#### Task requirements
Report each line of the data that includes the word "this".

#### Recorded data
· · · · ·

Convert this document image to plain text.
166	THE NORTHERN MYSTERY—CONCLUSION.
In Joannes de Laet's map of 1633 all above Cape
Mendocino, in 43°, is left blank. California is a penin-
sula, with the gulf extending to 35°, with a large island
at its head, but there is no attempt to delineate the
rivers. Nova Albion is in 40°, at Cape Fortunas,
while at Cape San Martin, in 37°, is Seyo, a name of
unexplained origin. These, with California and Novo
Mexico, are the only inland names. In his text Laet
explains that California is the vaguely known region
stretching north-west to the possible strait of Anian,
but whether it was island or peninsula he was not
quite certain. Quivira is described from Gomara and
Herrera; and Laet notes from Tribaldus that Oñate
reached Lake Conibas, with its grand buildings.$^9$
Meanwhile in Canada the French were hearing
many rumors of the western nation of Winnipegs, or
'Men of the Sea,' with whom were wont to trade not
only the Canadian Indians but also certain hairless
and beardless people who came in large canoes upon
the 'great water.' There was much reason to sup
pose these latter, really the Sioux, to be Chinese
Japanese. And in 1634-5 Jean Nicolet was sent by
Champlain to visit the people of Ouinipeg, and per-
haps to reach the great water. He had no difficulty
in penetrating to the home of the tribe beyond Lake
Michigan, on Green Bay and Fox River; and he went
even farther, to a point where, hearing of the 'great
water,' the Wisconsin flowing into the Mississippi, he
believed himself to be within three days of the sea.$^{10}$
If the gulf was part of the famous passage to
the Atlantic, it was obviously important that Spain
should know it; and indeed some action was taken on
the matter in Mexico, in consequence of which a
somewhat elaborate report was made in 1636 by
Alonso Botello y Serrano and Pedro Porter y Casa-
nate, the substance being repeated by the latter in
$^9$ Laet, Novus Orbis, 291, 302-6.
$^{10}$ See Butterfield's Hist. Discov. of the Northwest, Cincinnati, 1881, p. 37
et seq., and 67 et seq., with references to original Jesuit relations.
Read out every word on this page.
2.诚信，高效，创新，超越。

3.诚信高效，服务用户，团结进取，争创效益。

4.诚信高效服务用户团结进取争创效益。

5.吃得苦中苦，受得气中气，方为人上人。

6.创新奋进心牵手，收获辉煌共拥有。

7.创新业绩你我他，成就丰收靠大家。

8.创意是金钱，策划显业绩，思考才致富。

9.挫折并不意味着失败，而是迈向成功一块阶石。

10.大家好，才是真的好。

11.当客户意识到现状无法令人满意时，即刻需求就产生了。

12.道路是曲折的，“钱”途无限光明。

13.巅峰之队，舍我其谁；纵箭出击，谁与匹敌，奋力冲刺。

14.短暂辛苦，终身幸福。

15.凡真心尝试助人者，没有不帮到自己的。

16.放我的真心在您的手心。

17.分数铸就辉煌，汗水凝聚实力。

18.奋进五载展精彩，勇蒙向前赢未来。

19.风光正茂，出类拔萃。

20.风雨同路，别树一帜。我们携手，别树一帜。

· · · · ·

#### Exercise result
Convert this document image to plain text.
Read out every word on this page.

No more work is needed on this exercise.